[Stored data]
◆ ◆ ◆ ◆

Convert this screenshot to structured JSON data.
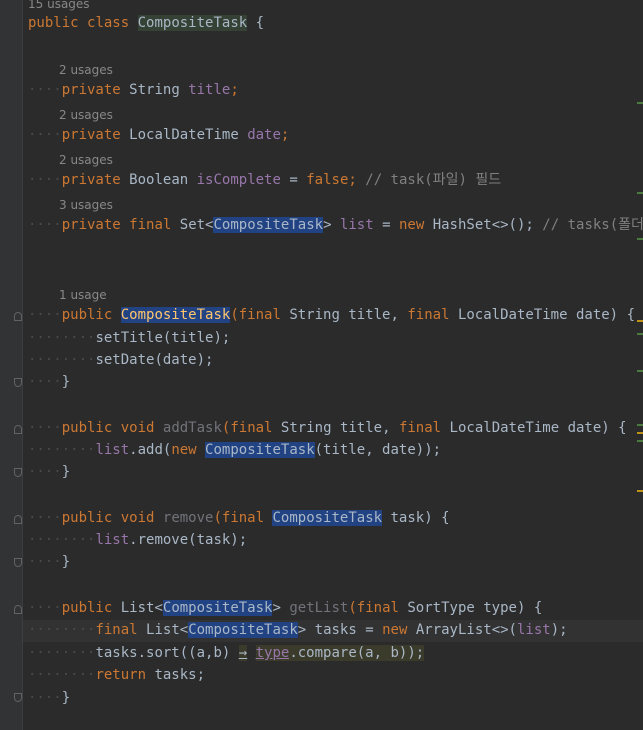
{
  "usage_hints": {
    "class": "15 usages",
    "title": "2 usages",
    "date": "2 usages",
    "isComplete": "2 usages",
    "list": "3 usages",
    "constructor": "1 usage"
  },
  "code": {
    "l_class": [
      "public",
      "class",
      "CompositeTask",
      "{"
    ],
    "title_decl": [
      "private",
      "String",
      "title",
      ";"
    ],
    "date_decl": [
      "private",
      "LocalDateTime",
      "date",
      ";"
    ],
    "complete_decl": [
      "private",
      "Boolean",
      "isComplete",
      "=",
      "false",
      ";",
      "// task(파일) 필드"
    ],
    "list_decl": [
      "private",
      "final",
      "Set<",
      "CompositeTask",
      ">",
      "list",
      "=",
      "new",
      "HashSet<>();",
      "// tasks(폴더) 필"
    ],
    "ctor": [
      "public",
      "CompositeTask",
      "(final",
      "String",
      "title,",
      "final",
      "LocalDateTime",
      "date)",
      "{"
    ],
    "set_title": "setTitle(title);",
    "set_date": "setDate(date);",
    "close": "}",
    "addtask": [
      "public",
      "void",
      "addTask",
      "(final",
      "String",
      "title,",
      "final",
      "LocalDateTime",
      "date)",
      "{"
    ],
    "list_add": [
      "list",
      ".add(",
      "new",
      "CompositeTask",
      "(title, date));"
    ],
    "remove": [
      "public",
      "void",
      "remove",
      "(final",
      "CompositeTask",
      "task)",
      "{"
    ],
    "list_remove": [
      "list",
      ".remove(task);"
    ],
    "getlist": [
      "public",
      "List<",
      "CompositeTask",
      ">",
      "getList",
      "(final",
      "SortType",
      "type)",
      "{"
    ],
    "tasks_decl": [
      "final",
      "List<",
      "CompositeTask",
      ">",
      "tasks",
      "=",
      "new",
      "ArrayList<>(",
      "list",
      ");"
    ],
    "sort": [
      "tasks.sort((a,b)",
      "→",
      "type",
      ".compare(a, b));"
    ],
    "ret": [
      "return",
      "tasks;"
    ]
  },
  "colors": {
    "background": "#2b2b2b",
    "keyword": "#cc7832",
    "field": "#9876aa",
    "comment": "#808080",
    "selection": "#214283"
  }
}
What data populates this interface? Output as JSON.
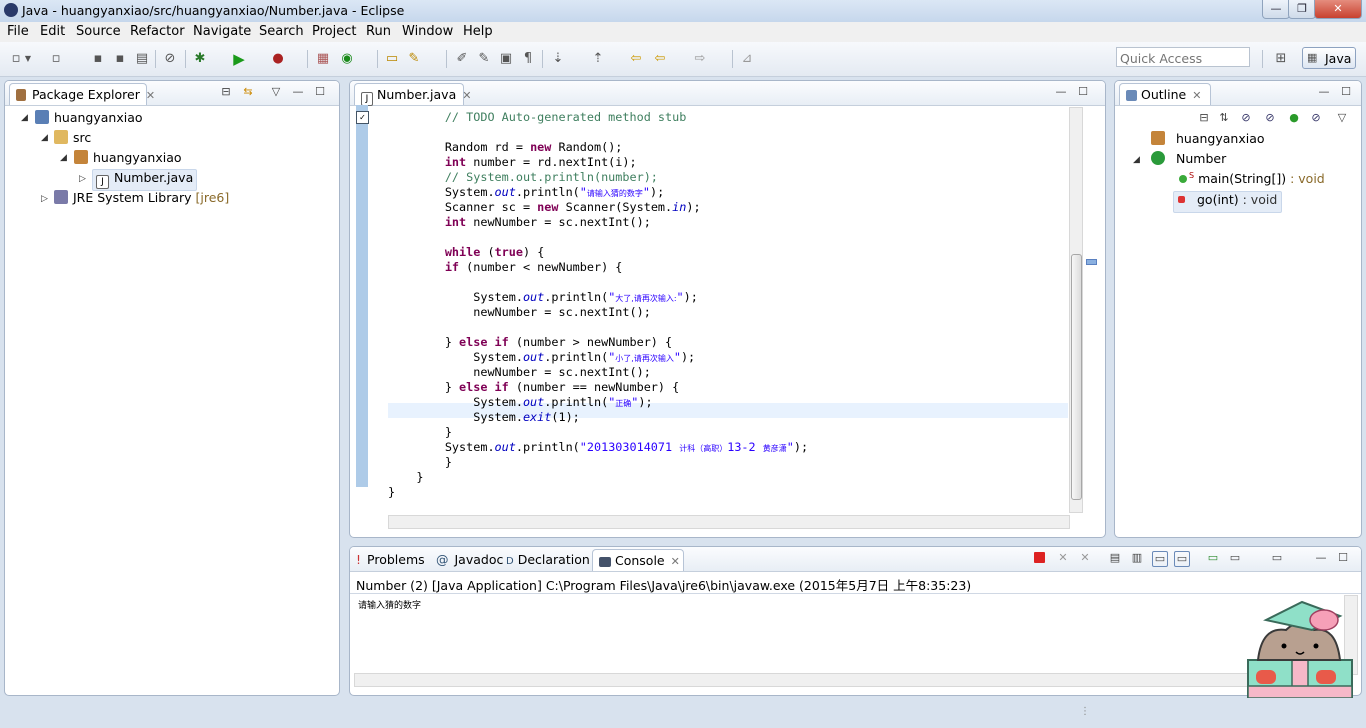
{
  "window": {
    "title": "Java - huangyanxiao/src/huangyanxiao/Number.java - Eclipse",
    "controls": [
      "—",
      "❐",
      "✕"
    ]
  },
  "menu": [
    "File",
    "Edit",
    "Source",
    "Refactor",
    "Navigate",
    "Search",
    "Project",
    "Run",
    "Window",
    "Help"
  ],
  "toolbar": {
    "quick_access_placeholder": "Quick Access",
    "perspective": "Java"
  },
  "package_explorer": {
    "tab": "Package Explorer",
    "tree": [
      {
        "label": "huangyanxiao",
        "icon": "java-project-icon"
      },
      {
        "label": "src",
        "icon": "source-folder-icon"
      },
      {
        "label": "huangyanxiao",
        "icon": "package-icon"
      },
      {
        "label": "Number.java",
        "icon": "java-file-icon"
      },
      {
        "label": "JRE System Library",
        "suffix": "[jre6]",
        "icon": "library-icon"
      }
    ]
  },
  "editor": {
    "tab": "Number.java",
    "lines": [
      {
        "indent": "        ",
        "parts": [
          [
            "cm",
            "// TODO Auto-generated method stub"
          ]
        ]
      },
      {
        "indent": "",
        "parts": []
      },
      {
        "indent": "        ",
        "parts": [
          [
            "",
            "Random rd = "
          ],
          [
            "kw",
            "new"
          ],
          [
            "",
            " Random();"
          ]
        ]
      },
      {
        "indent": "        ",
        "parts": [
          [
            "kw",
            "int"
          ],
          [
            "",
            " number = rd.nextInt(i);"
          ]
        ]
      },
      {
        "indent": "        ",
        "parts": [
          [
            "cm",
            "// System.out.println(number);"
          ]
        ]
      },
      {
        "indent": "        ",
        "parts": [
          [
            "",
            "System."
          ],
          [
            "it",
            "out"
          ],
          [
            "",
            ".println("
          ],
          [
            "str",
            "\""
          ],
          [
            "cn",
            "请输入猜的数字"
          ],
          [
            "str",
            "\""
          ],
          [
            "",
            ");"
          ]
        ]
      },
      {
        "indent": "        ",
        "parts": [
          [
            "",
            "Scanner sc = "
          ],
          [
            "kw",
            "new"
          ],
          [
            "",
            " Scanner(System."
          ],
          [
            "it",
            "in"
          ],
          [
            "",
            ");"
          ]
        ]
      },
      {
        "indent": "        ",
        "parts": [
          [
            "kw",
            "int"
          ],
          [
            "",
            " newNumber = sc.nextInt();"
          ]
        ]
      },
      {
        "indent": "",
        "parts": []
      },
      {
        "indent": "        ",
        "parts": [
          [
            "kw",
            "while"
          ],
          [
            "",
            " ("
          ],
          [
            "kw",
            "true"
          ],
          [
            "",
            ") {"
          ]
        ]
      },
      {
        "indent": "        ",
        "parts": [
          [
            "kw",
            "if"
          ],
          [
            "",
            " (number < newNumber) {"
          ]
        ]
      },
      {
        "indent": "",
        "parts": []
      },
      {
        "indent": "            ",
        "parts": [
          [
            "",
            "System."
          ],
          [
            "it",
            "out"
          ],
          [
            "",
            ".println("
          ],
          [
            "str",
            "\""
          ],
          [
            "cn",
            "大了,请再次输入:"
          ],
          [
            "str",
            "\""
          ],
          [
            "",
            ");"
          ]
        ]
      },
      {
        "indent": "            ",
        "parts": [
          [
            "",
            "newNumber = sc.nextInt();"
          ]
        ]
      },
      {
        "indent": "",
        "parts": []
      },
      {
        "indent": "        ",
        "parts": [
          [
            "",
            "} "
          ],
          [
            "kw",
            "else if"
          ],
          [
            "",
            " (number > newNumber) {"
          ]
        ]
      },
      {
        "indent": "            ",
        "parts": [
          [
            "",
            "System."
          ],
          [
            "it",
            "out"
          ],
          [
            "",
            ".println("
          ],
          [
            "str",
            "\""
          ],
          [
            "cn",
            "小了,请再次输入"
          ],
          [
            "str",
            "\""
          ],
          [
            "",
            ");"
          ]
        ]
      },
      {
        "indent": "            ",
        "parts": [
          [
            "",
            "newNumber = sc.nextInt();"
          ]
        ]
      },
      {
        "indent": "        ",
        "parts": [
          [
            "",
            "} "
          ],
          [
            "kw",
            "else if"
          ],
          [
            "",
            " (number == newNumber) {"
          ]
        ]
      },
      {
        "indent": "            ",
        "parts": [
          [
            "",
            "System."
          ],
          [
            "it",
            "out"
          ],
          [
            "",
            ".println("
          ],
          [
            "str",
            "\""
          ],
          [
            "cn",
            "正确"
          ],
          [
            "str",
            "\""
          ],
          [
            "",
            ");"
          ]
        ]
      },
      {
        "indent": "            ",
        "parts": [
          [
            "",
            "System."
          ],
          [
            "it",
            "exit"
          ],
          [
            "",
            "(1);"
          ]
        ]
      },
      {
        "indent": "        ",
        "parts": [
          [
            "",
            "}"
          ]
        ]
      },
      {
        "indent": "        ",
        "parts": [
          [
            "",
            "System."
          ],
          [
            "it",
            "out"
          ],
          [
            "",
            ".println("
          ],
          [
            "str",
            "\"201303014071 "
          ],
          [
            "cn",
            "计科（高职）"
          ],
          [
            "str",
            "13-2 "
          ],
          [
            "cn",
            "黄彦潇"
          ],
          [
            "str",
            "\""
          ],
          [
            "",
            ");"
          ]
        ]
      },
      {
        "indent": "        ",
        "parts": [
          [
            "",
            "}"
          ]
        ]
      },
      {
        "indent": "    ",
        "parts": [
          [
            "",
            "}"
          ]
        ]
      },
      {
        "indent": "",
        "parts": [
          [
            "",
            "}"
          ]
        ]
      }
    ]
  },
  "outline": {
    "tab": "Outline",
    "items": [
      {
        "label": "huangyanxiao",
        "icon": "package-icon"
      },
      {
        "label": "Number",
        "icon": "class-icon"
      },
      {
        "label": "main(String[])",
        "ret": " : void",
        "icon": "public-method-icon",
        "mark": "S"
      },
      {
        "label": "go(int)",
        "ret": " : void",
        "icon": "private-method-icon"
      }
    ]
  },
  "bottom": {
    "tabs": [
      "Problems",
      "Javadoc",
      "Declaration",
      "Console"
    ],
    "tab_icons": [
      "!",
      "@",
      "D",
      ""
    ],
    "console_header": "Number (2) [Java Application] C:\\Program Files\\Java\\jre6\\bin\\javaw.exe (2015年5月7日 上午8:35:23)",
    "console_output": "请输入猜的数字"
  },
  "colors": {
    "keyword": "#7f0055",
    "comment": "#3f7f5f",
    "string": "#2a00ff",
    "field": "#0000c0"
  }
}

◆ ◆ ◆ ◆

Brief:
Collect each line holding the string "newNumber".

Task answer:
            " newNumber = sc.nextInt();"
            " (number < newNumber) {"
            "newNumber = sc.nextInt();"
            " (number > newNumber) {"
            "newNumber = sc.nextInt();"
            " (number == newNumber) {"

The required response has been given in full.